# START OF Input rows
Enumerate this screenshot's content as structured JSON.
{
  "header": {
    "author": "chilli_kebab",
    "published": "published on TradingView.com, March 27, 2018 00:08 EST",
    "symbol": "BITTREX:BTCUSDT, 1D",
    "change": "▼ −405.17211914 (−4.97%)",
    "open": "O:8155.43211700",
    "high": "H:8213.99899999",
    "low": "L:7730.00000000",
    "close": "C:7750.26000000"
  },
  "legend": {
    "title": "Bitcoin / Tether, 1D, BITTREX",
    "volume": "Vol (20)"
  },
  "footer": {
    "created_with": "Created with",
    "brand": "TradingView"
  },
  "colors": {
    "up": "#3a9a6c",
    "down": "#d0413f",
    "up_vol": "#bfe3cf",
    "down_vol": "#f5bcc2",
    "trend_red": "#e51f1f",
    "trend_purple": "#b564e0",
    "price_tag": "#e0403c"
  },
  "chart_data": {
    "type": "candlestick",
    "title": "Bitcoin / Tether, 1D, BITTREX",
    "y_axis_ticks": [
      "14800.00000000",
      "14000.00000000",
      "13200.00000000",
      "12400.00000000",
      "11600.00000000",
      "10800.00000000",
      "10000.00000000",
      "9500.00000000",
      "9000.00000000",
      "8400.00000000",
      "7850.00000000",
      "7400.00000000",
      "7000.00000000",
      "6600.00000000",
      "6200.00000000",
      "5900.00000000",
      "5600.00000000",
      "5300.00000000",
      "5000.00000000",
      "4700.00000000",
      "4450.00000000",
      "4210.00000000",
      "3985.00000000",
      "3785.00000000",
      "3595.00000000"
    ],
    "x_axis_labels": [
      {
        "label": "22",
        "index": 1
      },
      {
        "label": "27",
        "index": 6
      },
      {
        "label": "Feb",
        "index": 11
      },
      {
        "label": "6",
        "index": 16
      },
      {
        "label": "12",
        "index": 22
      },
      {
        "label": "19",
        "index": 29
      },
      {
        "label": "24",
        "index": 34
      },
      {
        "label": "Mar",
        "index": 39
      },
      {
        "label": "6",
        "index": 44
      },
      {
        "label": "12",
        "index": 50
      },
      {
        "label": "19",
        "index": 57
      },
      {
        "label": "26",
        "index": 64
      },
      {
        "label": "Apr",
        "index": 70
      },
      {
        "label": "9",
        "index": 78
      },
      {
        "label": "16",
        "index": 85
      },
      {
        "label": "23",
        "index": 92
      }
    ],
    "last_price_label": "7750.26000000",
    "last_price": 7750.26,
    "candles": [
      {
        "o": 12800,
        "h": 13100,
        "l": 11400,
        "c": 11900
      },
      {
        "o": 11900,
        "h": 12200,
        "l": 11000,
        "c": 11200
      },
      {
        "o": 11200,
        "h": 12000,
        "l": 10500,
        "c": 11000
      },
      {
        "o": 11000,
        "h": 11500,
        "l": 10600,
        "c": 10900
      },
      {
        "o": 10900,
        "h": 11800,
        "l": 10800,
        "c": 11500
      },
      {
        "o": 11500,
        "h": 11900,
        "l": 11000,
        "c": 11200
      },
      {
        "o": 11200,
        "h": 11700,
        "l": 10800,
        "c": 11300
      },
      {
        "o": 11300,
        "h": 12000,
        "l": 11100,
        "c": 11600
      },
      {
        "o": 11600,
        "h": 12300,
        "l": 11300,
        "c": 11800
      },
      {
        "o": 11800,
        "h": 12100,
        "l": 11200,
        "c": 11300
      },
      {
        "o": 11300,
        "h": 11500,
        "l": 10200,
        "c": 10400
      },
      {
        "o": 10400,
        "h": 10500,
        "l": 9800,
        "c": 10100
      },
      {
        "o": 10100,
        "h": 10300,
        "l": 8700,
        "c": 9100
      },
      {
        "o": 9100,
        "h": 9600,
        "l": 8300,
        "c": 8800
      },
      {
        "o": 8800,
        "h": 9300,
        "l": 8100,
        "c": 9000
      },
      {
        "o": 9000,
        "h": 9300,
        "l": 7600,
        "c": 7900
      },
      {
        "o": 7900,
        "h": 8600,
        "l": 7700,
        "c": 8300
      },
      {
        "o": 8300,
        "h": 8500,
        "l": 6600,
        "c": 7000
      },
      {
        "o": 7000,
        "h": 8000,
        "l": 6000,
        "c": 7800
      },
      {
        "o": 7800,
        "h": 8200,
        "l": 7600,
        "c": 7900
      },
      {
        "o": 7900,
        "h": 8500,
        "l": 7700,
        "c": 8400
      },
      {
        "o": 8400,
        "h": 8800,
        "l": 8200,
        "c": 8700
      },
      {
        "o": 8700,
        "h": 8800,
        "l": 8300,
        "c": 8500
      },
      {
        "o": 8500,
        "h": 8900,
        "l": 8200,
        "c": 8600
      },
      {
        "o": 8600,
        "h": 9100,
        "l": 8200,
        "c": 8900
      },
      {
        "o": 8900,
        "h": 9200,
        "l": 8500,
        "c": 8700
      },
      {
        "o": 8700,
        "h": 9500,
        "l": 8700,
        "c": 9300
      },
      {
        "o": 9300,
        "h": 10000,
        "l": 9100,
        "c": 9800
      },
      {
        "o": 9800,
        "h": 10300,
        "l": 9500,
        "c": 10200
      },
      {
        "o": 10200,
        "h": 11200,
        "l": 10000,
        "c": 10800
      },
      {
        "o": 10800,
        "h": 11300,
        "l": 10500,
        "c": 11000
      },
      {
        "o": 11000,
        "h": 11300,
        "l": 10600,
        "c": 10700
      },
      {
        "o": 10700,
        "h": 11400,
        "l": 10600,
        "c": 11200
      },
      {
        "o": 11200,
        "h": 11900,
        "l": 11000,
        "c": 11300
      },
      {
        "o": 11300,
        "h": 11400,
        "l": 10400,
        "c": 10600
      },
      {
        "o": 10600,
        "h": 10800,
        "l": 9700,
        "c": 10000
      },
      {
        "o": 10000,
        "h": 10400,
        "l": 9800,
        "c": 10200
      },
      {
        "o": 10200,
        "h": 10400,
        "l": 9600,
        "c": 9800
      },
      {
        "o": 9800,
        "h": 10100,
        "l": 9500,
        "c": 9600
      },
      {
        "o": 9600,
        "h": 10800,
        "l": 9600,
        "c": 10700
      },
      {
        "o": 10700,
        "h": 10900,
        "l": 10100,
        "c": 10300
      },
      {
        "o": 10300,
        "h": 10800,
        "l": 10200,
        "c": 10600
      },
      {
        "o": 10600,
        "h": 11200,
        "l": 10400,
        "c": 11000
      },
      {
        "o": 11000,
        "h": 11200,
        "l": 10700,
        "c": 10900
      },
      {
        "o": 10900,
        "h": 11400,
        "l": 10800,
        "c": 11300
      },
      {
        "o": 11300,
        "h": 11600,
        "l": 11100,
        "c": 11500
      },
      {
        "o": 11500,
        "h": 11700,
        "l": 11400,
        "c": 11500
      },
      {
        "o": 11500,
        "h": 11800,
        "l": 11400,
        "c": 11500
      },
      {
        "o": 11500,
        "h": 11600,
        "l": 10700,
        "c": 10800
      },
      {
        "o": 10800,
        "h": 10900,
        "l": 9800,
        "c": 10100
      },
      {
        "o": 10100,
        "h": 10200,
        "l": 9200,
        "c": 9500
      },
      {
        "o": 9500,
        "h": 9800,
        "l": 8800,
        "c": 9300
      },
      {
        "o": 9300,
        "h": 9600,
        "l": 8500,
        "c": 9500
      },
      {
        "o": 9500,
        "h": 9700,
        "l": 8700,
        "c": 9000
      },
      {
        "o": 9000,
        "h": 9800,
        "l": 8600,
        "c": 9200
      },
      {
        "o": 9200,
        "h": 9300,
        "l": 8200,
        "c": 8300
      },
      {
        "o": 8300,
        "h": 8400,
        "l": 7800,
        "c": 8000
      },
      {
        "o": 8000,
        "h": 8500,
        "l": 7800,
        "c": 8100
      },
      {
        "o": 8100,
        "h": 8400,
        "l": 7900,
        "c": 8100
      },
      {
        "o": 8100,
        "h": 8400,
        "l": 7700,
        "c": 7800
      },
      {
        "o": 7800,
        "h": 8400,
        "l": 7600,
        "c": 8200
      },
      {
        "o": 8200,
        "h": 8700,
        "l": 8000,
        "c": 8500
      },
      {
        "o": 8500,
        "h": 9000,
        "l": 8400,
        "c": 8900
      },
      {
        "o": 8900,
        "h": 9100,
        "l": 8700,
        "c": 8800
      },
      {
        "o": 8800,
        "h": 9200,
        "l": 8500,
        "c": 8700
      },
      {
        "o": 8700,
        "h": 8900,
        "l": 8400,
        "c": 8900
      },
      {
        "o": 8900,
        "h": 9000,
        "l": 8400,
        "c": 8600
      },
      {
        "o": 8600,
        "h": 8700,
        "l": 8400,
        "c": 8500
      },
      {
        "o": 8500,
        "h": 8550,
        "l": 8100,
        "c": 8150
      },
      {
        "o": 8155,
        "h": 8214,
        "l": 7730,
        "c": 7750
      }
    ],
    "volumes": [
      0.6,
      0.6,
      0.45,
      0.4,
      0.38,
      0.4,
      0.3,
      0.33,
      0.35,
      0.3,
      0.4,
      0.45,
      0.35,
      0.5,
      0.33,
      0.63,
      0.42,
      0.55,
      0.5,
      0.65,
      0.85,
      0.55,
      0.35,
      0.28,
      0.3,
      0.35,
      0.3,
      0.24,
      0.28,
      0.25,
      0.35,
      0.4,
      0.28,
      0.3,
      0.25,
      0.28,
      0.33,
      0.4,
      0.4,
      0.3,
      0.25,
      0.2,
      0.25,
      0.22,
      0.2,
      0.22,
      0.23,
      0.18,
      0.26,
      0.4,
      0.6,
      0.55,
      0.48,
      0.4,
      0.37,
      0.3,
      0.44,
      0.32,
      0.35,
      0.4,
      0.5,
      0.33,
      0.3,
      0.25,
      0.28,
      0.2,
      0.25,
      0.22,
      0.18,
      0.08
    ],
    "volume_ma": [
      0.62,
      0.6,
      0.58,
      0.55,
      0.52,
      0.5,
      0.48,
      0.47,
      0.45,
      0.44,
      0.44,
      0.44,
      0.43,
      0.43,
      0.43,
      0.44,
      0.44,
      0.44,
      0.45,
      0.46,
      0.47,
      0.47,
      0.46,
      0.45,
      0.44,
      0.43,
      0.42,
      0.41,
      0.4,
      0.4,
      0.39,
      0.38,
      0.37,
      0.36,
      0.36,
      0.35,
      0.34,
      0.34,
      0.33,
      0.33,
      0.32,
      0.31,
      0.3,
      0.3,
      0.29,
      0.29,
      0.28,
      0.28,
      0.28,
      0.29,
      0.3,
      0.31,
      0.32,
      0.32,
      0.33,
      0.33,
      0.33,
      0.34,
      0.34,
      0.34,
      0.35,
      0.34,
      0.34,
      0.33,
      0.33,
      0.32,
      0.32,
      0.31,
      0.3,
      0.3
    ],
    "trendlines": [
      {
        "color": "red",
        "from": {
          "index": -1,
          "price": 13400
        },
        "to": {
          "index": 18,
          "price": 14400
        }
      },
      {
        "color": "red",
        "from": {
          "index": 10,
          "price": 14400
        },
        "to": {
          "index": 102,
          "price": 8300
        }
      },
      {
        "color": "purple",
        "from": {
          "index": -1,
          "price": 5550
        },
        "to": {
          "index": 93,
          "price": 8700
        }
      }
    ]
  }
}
# END OF Input rows
• The request: Within the listing above, copy each line that has the string "TradingView".

• Solution to this problem:
    "published": "published on TradingView.com, March 27, 2018 00:08 EST",
    "brand": "TradingView"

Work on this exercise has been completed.